Provided material →

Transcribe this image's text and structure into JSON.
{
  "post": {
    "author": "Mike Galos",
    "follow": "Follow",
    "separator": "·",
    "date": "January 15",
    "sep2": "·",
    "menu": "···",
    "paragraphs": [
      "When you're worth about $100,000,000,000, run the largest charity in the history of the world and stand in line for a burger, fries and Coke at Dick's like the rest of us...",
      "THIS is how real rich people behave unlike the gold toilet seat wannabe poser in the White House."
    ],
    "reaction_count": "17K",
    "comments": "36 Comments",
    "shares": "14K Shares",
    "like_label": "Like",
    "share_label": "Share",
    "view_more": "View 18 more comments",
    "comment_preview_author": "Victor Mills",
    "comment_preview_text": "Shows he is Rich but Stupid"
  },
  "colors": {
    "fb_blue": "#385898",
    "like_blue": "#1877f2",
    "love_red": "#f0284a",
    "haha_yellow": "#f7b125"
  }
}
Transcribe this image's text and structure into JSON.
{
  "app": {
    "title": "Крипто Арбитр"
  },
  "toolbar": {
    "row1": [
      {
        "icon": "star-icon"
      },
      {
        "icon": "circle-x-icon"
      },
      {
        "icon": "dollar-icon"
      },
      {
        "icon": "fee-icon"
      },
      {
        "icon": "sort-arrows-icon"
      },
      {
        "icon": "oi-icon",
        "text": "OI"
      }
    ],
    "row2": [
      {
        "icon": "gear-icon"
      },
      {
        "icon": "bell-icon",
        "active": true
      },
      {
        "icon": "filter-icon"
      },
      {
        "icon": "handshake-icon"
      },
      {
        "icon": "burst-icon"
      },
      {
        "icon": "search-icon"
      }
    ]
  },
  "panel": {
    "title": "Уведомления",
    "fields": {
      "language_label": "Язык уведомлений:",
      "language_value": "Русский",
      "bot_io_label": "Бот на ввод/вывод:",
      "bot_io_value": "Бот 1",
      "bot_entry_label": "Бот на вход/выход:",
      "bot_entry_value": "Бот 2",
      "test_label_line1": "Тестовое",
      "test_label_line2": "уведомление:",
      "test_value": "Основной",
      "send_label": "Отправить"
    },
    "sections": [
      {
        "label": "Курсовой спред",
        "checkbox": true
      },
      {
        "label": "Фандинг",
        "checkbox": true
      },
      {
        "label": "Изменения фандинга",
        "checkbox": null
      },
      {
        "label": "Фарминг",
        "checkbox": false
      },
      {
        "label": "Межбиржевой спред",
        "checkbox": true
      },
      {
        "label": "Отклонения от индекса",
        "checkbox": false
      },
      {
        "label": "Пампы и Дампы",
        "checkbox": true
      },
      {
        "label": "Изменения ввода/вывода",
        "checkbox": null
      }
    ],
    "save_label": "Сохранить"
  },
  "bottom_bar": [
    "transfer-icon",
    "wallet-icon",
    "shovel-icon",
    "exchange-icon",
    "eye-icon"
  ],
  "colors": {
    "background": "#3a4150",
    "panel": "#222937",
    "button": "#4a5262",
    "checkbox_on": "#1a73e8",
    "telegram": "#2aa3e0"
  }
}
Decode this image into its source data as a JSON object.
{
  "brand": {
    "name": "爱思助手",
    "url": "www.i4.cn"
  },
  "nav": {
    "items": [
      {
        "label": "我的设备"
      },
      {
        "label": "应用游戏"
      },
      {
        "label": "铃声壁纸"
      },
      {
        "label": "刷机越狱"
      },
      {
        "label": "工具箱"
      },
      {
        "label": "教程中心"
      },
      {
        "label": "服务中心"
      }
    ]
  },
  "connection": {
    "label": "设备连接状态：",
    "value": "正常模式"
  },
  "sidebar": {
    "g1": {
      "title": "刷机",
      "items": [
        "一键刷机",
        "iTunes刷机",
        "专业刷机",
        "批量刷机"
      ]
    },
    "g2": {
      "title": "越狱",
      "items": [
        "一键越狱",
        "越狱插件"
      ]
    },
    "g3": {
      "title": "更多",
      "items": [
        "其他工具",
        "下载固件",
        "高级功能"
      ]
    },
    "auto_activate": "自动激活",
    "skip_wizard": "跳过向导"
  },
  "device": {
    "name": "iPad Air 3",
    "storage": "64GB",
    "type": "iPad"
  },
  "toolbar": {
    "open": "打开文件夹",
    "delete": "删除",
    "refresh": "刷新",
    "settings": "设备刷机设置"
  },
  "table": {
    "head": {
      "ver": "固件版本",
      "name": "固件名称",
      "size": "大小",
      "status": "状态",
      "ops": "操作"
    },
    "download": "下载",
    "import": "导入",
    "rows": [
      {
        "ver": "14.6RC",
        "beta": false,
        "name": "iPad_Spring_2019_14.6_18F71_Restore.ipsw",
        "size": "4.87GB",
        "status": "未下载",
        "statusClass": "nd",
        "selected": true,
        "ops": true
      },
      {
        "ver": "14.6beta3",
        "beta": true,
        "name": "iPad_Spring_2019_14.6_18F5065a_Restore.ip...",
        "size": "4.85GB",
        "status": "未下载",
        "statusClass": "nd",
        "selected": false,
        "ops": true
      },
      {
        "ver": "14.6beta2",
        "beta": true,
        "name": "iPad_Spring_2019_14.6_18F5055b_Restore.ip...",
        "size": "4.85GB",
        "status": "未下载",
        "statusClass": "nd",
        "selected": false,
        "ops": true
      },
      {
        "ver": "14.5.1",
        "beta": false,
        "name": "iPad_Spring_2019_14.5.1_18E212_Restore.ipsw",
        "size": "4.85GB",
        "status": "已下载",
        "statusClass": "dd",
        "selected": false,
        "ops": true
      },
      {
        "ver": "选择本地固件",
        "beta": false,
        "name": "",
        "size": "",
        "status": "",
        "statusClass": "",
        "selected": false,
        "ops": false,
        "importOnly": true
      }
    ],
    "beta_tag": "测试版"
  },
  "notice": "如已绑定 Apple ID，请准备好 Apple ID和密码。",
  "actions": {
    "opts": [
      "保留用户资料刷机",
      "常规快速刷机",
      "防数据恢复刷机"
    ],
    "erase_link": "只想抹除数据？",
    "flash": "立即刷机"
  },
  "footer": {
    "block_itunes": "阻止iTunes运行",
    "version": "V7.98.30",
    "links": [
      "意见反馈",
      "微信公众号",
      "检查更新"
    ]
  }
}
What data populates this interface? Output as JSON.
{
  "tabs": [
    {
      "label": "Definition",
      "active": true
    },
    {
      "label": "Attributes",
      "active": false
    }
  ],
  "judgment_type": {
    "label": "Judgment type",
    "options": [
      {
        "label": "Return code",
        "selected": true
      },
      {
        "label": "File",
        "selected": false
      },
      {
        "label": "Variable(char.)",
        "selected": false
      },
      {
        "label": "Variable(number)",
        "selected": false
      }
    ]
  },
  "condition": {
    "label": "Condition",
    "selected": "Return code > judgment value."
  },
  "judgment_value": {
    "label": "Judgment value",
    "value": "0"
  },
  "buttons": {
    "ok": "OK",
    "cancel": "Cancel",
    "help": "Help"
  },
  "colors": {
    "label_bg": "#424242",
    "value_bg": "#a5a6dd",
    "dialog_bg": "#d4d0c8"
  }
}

Requirement → List every line above that contains the word "title".

Complete output →
    "title": "Крипто Арбитр"
    "title": "Уведомления",
      "title": "刷机",
      "title": "越狱",
      "title": "更多",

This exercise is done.